**THE TASK**
Check each line for the word "Resumen" and report how many have it. Give nothing else.

Stored data entries
----
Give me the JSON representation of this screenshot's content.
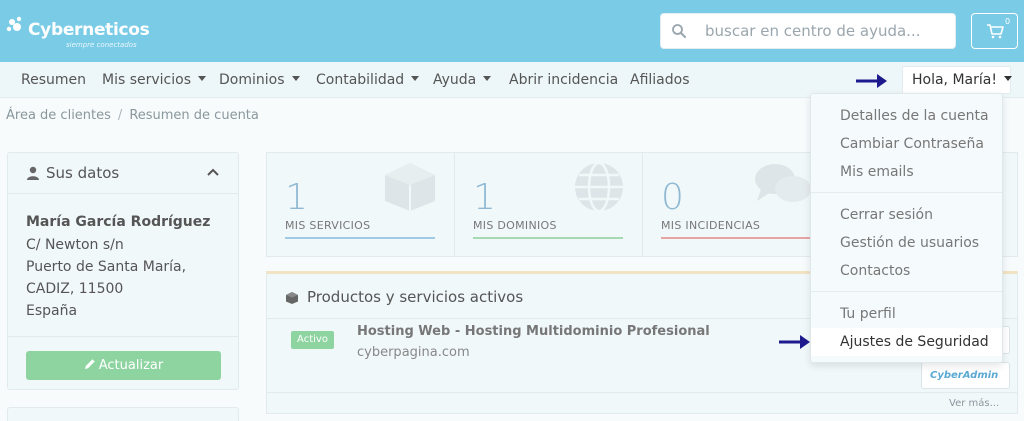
{
  "header": {
    "logo_name": "Cyberneticos",
    "logo_tagline": "siempre conectados",
    "search_placeholder": "buscar en centro de ayuda...",
    "cart_count": "0"
  },
  "nav": {
    "items": [
      {
        "label": "Resumen",
        "dropdown": false
      },
      {
        "label": "Mis servicios",
        "dropdown": true
      },
      {
        "label": "Dominios",
        "dropdown": true
      },
      {
        "label": "Contabilidad",
        "dropdown": true
      },
      {
        "label": "Ayuda",
        "dropdown": true
      },
      {
        "label": "Abrir incidencia",
        "dropdown": false
      },
      {
        "label": "Afiliados",
        "dropdown": false
      }
    ],
    "greeting": "Hola, María!"
  },
  "breadcrumb": {
    "root": "Área de clientes",
    "separator": "/",
    "current": "Resumen de cuenta"
  },
  "user_panel": {
    "title": "Sus datos",
    "name": "María García Rodríguez",
    "address": [
      "C/ Newton s/n",
      "Puerto de Santa María,",
      "CADIZ, 11500",
      "España"
    ],
    "update_label": "Actualizar"
  },
  "stats": [
    {
      "value": "1",
      "label": "MIS SERVICIOS",
      "color": "#9fc9e4",
      "icon": "cube-icon"
    },
    {
      "value": "1",
      "label": "MIS DOMINIOS",
      "color": "#a6d8b1",
      "icon": "globe-icon"
    },
    {
      "value": "0",
      "label": "MIS INCIDENCIAS",
      "color": "#e8a3a3",
      "icon": "comments-icon"
    }
  ],
  "products": {
    "title": "Productos y servicios activos",
    "items": [
      {
        "status": "Activo",
        "name": "Hosting Web - Hosting Multidominio Profesional",
        "domain": "cyberpagina.com"
      }
    ],
    "cyberadmin_label": "CyberAdmin",
    "see_more": "Ver más..."
  },
  "dropdown": {
    "groups": [
      [
        "Detalles de la cuenta",
        "Cambiar Contraseña",
        "Mis emails"
      ],
      [
        "Cerrar sesión",
        "Gestión de usuarios",
        "Contactos"
      ],
      [
        "Tu perfil",
        "Ajustes de Seguridad"
      ]
    ],
    "highlighted": "Ajustes de Seguridad"
  },
  "colors": {
    "header_bg": "#7acbe6",
    "success_green": "#8ed4a0",
    "arrow_blue": "#1c1a8c"
  }
}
----
**EXPECTED ANSWER**
2